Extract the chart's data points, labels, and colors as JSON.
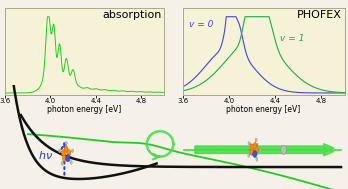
{
  "background_color": "#f5f0e8",
  "left_panel": {
    "title": "absorption",
    "xlabel": "photon energy [eV]",
    "xlim": [
      3.6,
      5.0
    ],
    "color": "#22cc22",
    "box_color": "#f5f2d8"
  },
  "right_panel": {
    "title": "PHOFEX",
    "xlabel": "photon energy [eV]",
    "xlim": [
      3.6,
      5.0
    ],
    "color_v0": "#4444dd",
    "color_v1": "#22aa44",
    "label_v0": "v = 0",
    "label_v1": "v = 1",
    "box_color": "#f5f2d8"
  },
  "xticks": [
    3.6,
    4.0,
    4.4,
    4.8
  ],
  "xtick_labels": [
    "3.6",
    "4.0",
    "4.4",
    "4.8"
  ],
  "green_arrow_color": "#44dd44",
  "green_line_color": "#22cc22",
  "black_curve_color": "#111111",
  "blue_arrow_color": "#3344cc",
  "hv_color": "#2244bb",
  "orange_color": "#ff8800",
  "blue_atom_color": "#3355ee",
  "gray_atom_color": "#bbbbbb"
}
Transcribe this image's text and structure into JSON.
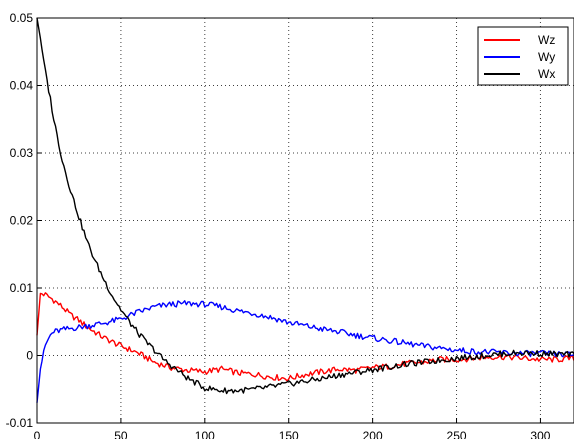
{
  "chart_data": {
    "type": "line",
    "title": "",
    "xlabel": "",
    "ylabel": "",
    "xlim": [
      0,
      320
    ],
    "ylim": [
      -0.01,
      0.05
    ],
    "grid": true,
    "legend_position": "top-right",
    "x_ticks": [
      0,
      50,
      100,
      150,
      200,
      250,
      300
    ],
    "x_tick_labels": [
      "0",
      "50",
      "100",
      "150",
      "200",
      "250",
      "300"
    ],
    "y_ticks": [
      -0.01,
      0,
      0.01,
      0.02,
      0.03,
      0.04,
      0.05
    ],
    "y_tick_labels": [
      "-0.01",
      "0",
      "0.01",
      "0.02",
      "0.03",
      "0.04",
      "0.05"
    ],
    "series": [
      {
        "name": "Wz",
        "color": "#ff0000",
        "x": [
          0,
          2,
          5,
          10,
          15,
          20,
          25,
          30,
          40,
          50,
          60,
          70,
          80,
          90,
          100,
          110,
          120,
          130,
          140,
          150,
          160,
          170,
          180,
          190,
          200,
          210,
          220,
          230,
          240,
          250,
          260,
          270,
          280,
          290,
          300,
          310,
          320
        ],
        "values": [
          0.003,
          0.0092,
          0.009,
          0.0082,
          0.0072,
          0.006,
          0.0052,
          0.0042,
          0.0026,
          0.0014,
          0.0004,
          -0.001,
          -0.0018,
          -0.0022,
          -0.0024,
          -0.002,
          -0.0026,
          -0.0028,
          -0.0032,
          -0.0034,
          -0.0028,
          -0.0024,
          -0.002,
          -0.0022,
          -0.0018,
          -0.0016,
          -0.0012,
          -0.001,
          -0.0006,
          -0.0006,
          -0.0004,
          -0.0002,
          -0.0002,
          -0.0004,
          -0.0006,
          -0.0006,
          -0.0004
        ]
      },
      {
        "name": "Wy",
        "color": "#0000ff",
        "x": [
          0,
          2,
          5,
          8,
          10,
          15,
          20,
          25,
          30,
          40,
          50,
          60,
          70,
          80,
          90,
          100,
          110,
          120,
          130,
          140,
          150,
          160,
          170,
          180,
          190,
          200,
          210,
          220,
          230,
          240,
          250,
          260,
          270,
          280,
          290,
          300,
          310,
          320
        ],
        "values": [
          -0.007,
          -0.002,
          0.0015,
          0.003,
          0.0035,
          0.0038,
          0.004,
          0.0042,
          0.0044,
          0.0048,
          0.0054,
          0.0064,
          0.0072,
          0.0076,
          0.0077,
          0.0076,
          0.0072,
          0.0066,
          0.0062,
          0.0056,
          0.0049,
          0.0044,
          0.0039,
          0.0035,
          0.003,
          0.0026,
          0.0022,
          0.0018,
          0.0014,
          0.0011,
          0.0008,
          0.0006,
          0.0005,
          0.0004,
          0.0003,
          0.0003,
          0.0002,
          0.0001
        ]
      },
      {
        "name": "Wx",
        "color": "#000000",
        "x": [
          0,
          2,
          5,
          8,
          10,
          15,
          20,
          25,
          30,
          35,
          40,
          45,
          50,
          55,
          60,
          65,
          70,
          75,
          80,
          90,
          100,
          110,
          120,
          130,
          140,
          150,
          160,
          170,
          180,
          190,
          200,
          210,
          220,
          230,
          240,
          250,
          260,
          270,
          280,
          290,
          300,
          310,
          320
        ],
        "values": [
          0.05,
          0.047,
          0.042,
          0.038,
          0.035,
          0.029,
          0.0245,
          0.0205,
          0.0168,
          0.0138,
          0.0112,
          0.0088,
          0.0068,
          0.005,
          0.0034,
          0.002,
          0.0008,
          -0.0005,
          -0.0015,
          -0.0034,
          -0.0048,
          -0.0052,
          -0.0052,
          -0.005,
          -0.0046,
          -0.0042,
          -0.0038,
          -0.0034,
          -0.0029,
          -0.0025,
          -0.0021,
          -0.0017,
          -0.0013,
          -0.001,
          -0.0007,
          -0.0004,
          -0.0002,
          0.0001,
          0.0003,
          0.0004,
          0.0003,
          0.0002,
          0.0001
        ]
      }
    ]
  }
}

--*--

Task directions — Repeat the entries exactly and keep the pictures out of the copy.

Completed task —
Extract the chart's data points, labels, and colors as JSON.
{
  "background_color": "#f5f0e8",
  "left_panel": {
    "title": "absorption",
    "xlabel": "photon energy [eV]",
    "xlim": [
      3.6,
      5.0
    ],
    "color": "#22cc22",
    "box_color": "#f5f2d8"
  },
  "right_panel": {
    "title": "PHOFEX",
    "xlabel": "photon energy [eV]",
    "xlim": [
      3.6,
      5.0
    ],
    "color_v0": "#4444dd",
    "color_v1": "#22aa44",
    "label_v0": "v = 0",
    "label_v1": "v = 1",
    "box_color": "#f5f2d8"
  },
  "xticks": [
    3.6,
    4.0,
    4.4,
    4.8
  ],
  "xtick_labels": [
    "3.6",
    "4.0",
    "4.4",
    "4.8"
  ],
  "green_arrow_color": "#44dd44",
  "green_line_color": "#22cc22",
  "black_curve_color": "#111111",
  "blue_arrow_color": "#3344cc",
  "hv_color": "#2244bb",
  "orange_color": "#ff8800",
  "blue_atom_color": "#3355ee",
  "gray_atom_color": "#bbbbbb"
}
Transcribe this image's text and structure into JSON.
{
  "chart_data": {
    "type": "line",
    "title": "",
    "xlabel": "",
    "ylabel": "",
    "xlim": [
      0,
      320
    ],
    "ylim": [
      -0.01,
      0.05
    ],
    "grid": true,
    "legend_position": "top-right",
    "x_ticks": [
      0,
      50,
      100,
      150,
      200,
      250,
      300
    ],
    "x_tick_labels": [
      "0",
      "50",
      "100",
      "150",
      "200",
      "250",
      "300"
    ],
    "y_ticks": [
      -0.01,
      0,
      0.01,
      0.02,
      0.03,
      0.04,
      0.05
    ],
    "y_tick_labels": [
      "-0.01",
      "0",
      "0.01",
      "0.02",
      "0.03",
      "0.04",
      "0.05"
    ],
    "series": [
      {
        "name": "Wz",
        "color": "#ff0000",
        "x": [
          0,
          2,
          5,
          10,
          15,
          20,
          25,
          30,
          40,
          50,
          60,
          70,
          80,
          90,
          100,
          110,
          120,
          130,
          140,
          150,
          160,
          170,
          180,
          190,
          200,
          210,
          220,
          230,
          240,
          250,
          260,
          270,
          280,
          290,
          300,
          310,
          320
        ],
        "values": [
          0.003,
          0.0092,
          0.009,
          0.0082,
          0.0072,
          0.006,
          0.0052,
          0.0042,
          0.0026,
          0.0014,
          0.0004,
          -0.001,
          -0.0018,
          -0.0022,
          -0.0024,
          -0.002,
          -0.0026,
          -0.0028,
          -0.0032,
          -0.0034,
          -0.0028,
          -0.0024,
          -0.002,
          -0.0022,
          -0.0018,
          -0.0016,
          -0.0012,
          -0.001,
          -0.0006,
          -0.0006,
          -0.0004,
          -0.0002,
          -0.0002,
          -0.0004,
          -0.0006,
          -0.0006,
          -0.0004
        ]
      },
      {
        "name": "Wy",
        "color": "#0000ff",
        "x": [
          0,
          2,
          5,
          8,
          10,
          15,
          20,
          25,
          30,
          40,
          50,
          60,
          70,
          80,
          90,
          100,
          110,
          120,
          130,
          140,
          150,
          160,
          170,
          180,
          190,
          200,
          210,
          220,
          230,
          240,
          250,
          260,
          270,
          280,
          290,
          300,
          310,
          320
        ],
        "values": [
          -0.007,
          -0.002,
          0.0015,
          0.003,
          0.0035,
          0.0038,
          0.004,
          0.0042,
          0.0044,
          0.0048,
          0.0054,
          0.0064,
          0.0072,
          0.0076,
          0.0077,
          0.0076,
          0.0072,
          0.0066,
          0.0062,
          0.0056,
          0.0049,
          0.0044,
          0.0039,
          0.0035,
          0.003,
          0.0026,
          0.0022,
          0.0018,
          0.0014,
          0.0011,
          0.0008,
          0.0006,
          0.0005,
          0.0004,
          0.0003,
          0.0003,
          0.0002,
          0.0001
        ]
      },
      {
        "name": "Wx",
        "color": "#000000",
        "x": [
          0,
          2,
          5,
          8,
          10,
          15,
          20,
          25,
          30,
          35,
          40,
          45,
          50,
          55,
          60,
          65,
          70,
          75,
          80,
          90,
          100,
          110,
          120,
          130,
          140,
          150,
          160,
          170,
          180,
          190,
          200,
          210,
          220,
          230,
          240,
          250,
          260,
          270,
          280,
          290,
          300,
          310,
          320
        ],
        "values": [
          0.05,
          0.047,
          0.042,
          0.038,
          0.035,
          0.029,
          0.0245,
          0.0205,
          0.0168,
          0.0138,
          0.0112,
          0.0088,
          0.0068,
          0.005,
          0.0034,
          0.002,
          0.0008,
          -0.0005,
          -0.0015,
          -0.0034,
          -0.0048,
          -0.0052,
          -0.0052,
          -0.005,
          -0.0046,
          -0.0042,
          -0.0038,
          -0.0034,
          -0.0029,
          -0.0025,
          -0.0021,
          -0.0017,
          -0.0013,
          -0.001,
          -0.0007,
          -0.0004,
          -0.0002,
          0.0001,
          0.0003,
          0.0004,
          0.0003,
          0.0002,
          0.0001
        ]
      }
    ]
  }
}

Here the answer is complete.